*BRIEF:* Copy out all lines that hold "compileMe".

===== RECORDS SHOWN =====

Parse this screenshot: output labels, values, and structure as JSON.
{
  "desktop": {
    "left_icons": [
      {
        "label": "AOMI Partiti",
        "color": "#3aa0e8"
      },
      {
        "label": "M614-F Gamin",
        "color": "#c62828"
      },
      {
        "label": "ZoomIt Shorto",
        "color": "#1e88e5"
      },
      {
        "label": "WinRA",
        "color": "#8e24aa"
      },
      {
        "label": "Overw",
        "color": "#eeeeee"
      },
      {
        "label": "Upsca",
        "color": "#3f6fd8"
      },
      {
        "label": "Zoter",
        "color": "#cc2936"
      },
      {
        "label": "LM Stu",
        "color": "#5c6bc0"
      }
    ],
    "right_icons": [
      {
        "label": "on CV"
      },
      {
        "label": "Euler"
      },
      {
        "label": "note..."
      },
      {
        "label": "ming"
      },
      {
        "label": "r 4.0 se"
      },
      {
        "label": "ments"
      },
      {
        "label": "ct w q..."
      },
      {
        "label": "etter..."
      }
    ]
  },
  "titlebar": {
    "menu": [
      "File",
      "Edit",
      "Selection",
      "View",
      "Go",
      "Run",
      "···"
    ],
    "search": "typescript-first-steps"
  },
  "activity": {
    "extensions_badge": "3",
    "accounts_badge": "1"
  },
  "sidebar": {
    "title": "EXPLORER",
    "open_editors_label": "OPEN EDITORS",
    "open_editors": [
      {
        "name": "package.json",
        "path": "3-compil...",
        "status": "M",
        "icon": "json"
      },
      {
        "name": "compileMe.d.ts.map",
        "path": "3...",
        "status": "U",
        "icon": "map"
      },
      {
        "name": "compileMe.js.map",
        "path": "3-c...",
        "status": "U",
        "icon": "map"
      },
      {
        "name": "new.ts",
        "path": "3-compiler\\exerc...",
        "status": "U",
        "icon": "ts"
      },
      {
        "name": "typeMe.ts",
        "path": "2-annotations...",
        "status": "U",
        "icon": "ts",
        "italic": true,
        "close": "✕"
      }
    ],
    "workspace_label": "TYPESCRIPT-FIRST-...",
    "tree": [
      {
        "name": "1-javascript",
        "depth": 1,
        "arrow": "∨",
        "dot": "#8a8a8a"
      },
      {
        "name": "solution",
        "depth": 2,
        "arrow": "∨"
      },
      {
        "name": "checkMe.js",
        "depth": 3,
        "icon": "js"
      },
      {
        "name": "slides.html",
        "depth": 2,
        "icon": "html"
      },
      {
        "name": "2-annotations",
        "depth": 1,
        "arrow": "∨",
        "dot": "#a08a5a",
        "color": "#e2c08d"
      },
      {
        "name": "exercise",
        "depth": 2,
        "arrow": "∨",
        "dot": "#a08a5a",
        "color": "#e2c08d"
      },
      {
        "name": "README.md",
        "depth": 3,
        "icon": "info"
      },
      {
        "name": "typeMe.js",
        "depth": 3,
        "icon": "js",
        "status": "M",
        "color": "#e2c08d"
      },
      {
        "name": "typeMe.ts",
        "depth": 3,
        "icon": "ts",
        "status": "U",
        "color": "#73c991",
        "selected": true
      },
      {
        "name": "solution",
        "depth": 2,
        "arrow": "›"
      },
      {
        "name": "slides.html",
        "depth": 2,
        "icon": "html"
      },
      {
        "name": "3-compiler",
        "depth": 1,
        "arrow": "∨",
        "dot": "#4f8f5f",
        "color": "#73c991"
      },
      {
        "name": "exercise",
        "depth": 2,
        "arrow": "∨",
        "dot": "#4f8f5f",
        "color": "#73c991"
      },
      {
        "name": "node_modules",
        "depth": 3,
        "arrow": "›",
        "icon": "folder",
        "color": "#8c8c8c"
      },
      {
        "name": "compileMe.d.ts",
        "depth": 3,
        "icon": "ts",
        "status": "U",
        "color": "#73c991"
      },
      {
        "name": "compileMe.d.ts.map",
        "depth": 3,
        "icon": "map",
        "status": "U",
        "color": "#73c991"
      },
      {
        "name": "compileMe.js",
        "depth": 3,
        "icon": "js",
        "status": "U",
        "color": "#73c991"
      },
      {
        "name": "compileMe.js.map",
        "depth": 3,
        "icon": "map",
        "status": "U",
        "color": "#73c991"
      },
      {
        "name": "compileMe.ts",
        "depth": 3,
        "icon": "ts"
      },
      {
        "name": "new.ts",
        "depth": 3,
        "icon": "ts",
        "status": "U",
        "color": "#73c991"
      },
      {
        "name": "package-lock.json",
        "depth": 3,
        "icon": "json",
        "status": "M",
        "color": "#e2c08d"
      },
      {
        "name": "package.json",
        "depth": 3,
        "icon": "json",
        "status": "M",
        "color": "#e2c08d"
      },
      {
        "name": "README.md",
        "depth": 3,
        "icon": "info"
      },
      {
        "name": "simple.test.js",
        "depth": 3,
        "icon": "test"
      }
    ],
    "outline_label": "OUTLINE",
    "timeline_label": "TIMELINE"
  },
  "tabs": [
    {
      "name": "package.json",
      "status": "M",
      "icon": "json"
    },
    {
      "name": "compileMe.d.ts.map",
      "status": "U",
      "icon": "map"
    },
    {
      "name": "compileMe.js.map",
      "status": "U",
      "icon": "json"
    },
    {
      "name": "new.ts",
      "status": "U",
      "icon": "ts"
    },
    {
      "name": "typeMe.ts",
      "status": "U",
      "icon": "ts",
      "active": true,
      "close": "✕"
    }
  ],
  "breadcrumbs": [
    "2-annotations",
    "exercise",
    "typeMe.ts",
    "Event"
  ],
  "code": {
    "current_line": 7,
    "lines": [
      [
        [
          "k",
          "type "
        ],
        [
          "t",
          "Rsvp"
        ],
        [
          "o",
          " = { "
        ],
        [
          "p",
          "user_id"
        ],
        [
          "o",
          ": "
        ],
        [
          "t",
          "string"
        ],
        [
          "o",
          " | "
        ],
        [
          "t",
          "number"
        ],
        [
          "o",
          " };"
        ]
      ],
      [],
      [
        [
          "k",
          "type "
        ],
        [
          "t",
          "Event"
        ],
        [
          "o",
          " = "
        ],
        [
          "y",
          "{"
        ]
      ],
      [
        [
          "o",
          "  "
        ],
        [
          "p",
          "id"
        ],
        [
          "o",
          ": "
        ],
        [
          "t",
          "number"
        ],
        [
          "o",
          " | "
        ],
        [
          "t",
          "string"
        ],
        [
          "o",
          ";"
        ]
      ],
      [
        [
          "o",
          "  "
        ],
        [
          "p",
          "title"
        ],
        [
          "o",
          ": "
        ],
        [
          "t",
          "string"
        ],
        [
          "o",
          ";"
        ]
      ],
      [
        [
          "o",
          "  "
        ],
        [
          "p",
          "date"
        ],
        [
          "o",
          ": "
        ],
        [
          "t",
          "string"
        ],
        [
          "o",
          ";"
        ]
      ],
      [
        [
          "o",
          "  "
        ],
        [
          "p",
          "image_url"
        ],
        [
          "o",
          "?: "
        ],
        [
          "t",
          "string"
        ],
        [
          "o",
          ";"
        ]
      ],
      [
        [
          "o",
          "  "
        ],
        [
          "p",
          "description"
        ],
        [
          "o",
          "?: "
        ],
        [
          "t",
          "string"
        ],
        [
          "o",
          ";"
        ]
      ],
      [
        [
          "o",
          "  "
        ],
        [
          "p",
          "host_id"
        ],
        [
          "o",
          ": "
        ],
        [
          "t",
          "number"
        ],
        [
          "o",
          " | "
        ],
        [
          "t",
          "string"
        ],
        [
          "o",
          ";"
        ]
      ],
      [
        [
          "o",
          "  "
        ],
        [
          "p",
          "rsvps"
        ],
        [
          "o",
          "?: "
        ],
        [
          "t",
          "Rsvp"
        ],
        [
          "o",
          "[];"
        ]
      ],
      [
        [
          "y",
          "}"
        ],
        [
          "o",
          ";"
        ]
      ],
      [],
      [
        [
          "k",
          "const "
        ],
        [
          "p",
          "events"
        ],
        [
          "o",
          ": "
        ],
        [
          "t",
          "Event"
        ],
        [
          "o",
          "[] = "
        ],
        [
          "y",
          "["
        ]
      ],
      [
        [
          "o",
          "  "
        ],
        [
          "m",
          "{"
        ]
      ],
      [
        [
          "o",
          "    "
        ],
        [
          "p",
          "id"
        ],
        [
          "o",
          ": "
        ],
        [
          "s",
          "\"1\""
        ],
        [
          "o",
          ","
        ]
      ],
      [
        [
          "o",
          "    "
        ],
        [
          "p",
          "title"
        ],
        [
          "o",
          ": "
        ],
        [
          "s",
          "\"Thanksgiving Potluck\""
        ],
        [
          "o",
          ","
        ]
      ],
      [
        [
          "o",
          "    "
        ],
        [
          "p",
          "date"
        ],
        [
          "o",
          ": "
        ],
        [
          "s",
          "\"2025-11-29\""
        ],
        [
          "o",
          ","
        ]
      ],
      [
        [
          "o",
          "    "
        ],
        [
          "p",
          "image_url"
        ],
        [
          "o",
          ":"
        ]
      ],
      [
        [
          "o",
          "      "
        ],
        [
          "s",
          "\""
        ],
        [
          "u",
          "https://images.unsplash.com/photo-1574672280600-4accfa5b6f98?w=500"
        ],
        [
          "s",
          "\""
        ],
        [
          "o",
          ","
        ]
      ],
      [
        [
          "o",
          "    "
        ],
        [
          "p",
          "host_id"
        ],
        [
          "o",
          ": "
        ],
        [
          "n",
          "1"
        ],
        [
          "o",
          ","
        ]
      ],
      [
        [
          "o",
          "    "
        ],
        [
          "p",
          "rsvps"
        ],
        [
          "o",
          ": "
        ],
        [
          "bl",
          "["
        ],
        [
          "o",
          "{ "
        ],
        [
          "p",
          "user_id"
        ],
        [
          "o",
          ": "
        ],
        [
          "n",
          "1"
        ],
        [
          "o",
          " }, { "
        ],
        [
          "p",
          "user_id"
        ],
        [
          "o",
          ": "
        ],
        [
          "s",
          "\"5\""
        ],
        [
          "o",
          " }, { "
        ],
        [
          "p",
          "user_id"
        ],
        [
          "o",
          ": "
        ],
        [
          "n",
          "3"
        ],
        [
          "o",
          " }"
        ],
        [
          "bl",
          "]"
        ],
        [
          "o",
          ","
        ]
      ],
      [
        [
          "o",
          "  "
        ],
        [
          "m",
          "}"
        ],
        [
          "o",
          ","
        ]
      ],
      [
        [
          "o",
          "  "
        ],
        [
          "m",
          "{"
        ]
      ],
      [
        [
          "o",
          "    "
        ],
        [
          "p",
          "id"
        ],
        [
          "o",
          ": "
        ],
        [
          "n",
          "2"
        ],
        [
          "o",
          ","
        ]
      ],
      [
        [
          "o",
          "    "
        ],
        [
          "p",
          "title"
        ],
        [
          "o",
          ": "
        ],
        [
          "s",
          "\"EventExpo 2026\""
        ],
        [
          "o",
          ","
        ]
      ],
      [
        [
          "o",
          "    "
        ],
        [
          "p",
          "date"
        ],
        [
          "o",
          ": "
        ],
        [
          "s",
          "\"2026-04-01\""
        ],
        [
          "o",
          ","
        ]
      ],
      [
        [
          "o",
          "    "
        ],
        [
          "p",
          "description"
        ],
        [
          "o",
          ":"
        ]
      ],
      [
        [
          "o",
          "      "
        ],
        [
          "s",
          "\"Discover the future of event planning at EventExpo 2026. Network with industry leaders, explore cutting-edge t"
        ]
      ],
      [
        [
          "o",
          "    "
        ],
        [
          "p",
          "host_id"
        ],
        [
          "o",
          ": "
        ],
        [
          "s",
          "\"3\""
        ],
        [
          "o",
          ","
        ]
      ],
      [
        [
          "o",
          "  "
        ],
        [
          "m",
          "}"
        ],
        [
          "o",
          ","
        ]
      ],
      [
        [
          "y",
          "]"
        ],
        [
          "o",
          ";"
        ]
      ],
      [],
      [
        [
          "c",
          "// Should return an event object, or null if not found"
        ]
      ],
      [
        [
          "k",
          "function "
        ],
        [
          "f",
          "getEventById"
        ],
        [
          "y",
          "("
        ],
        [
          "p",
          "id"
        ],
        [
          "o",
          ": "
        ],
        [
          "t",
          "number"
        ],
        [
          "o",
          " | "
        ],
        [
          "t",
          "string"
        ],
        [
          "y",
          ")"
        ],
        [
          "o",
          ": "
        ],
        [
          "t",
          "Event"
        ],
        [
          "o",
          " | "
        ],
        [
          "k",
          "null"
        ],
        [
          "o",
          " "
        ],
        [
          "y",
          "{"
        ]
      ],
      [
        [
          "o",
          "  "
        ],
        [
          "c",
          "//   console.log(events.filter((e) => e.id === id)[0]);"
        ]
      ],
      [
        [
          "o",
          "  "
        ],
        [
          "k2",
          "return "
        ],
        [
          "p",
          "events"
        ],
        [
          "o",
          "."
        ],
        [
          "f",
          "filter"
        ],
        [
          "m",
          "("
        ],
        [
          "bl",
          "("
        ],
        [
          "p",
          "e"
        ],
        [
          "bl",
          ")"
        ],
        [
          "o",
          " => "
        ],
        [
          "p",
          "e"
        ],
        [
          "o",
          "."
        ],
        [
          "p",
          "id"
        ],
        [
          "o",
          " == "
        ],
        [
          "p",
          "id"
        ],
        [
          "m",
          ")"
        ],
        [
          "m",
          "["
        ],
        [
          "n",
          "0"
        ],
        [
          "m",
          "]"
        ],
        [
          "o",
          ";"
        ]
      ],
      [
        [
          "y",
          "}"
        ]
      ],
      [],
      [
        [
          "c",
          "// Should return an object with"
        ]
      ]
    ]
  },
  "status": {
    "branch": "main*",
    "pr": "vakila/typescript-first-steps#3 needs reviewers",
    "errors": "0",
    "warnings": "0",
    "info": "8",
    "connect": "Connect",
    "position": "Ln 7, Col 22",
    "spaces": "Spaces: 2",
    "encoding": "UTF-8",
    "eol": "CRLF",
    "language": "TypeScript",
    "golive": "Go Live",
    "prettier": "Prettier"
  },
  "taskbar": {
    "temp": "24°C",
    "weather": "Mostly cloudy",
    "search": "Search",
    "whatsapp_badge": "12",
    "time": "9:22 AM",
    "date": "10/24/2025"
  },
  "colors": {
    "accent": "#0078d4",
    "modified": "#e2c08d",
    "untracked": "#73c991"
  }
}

=====

*EXPECTED ANSWER:*
        "name": "compileMe.d.ts.map",
        "name": "compileMe.js.map",
        "name": "compileMe.d.ts",
        "name": "compileMe.d.ts.map",
        "name": "compileMe.js",
        "name": "compileMe.js.map",
        "name": "compileMe.ts",
      "name": "compileMe.d.ts.map",
      "name": "compileMe.js.map",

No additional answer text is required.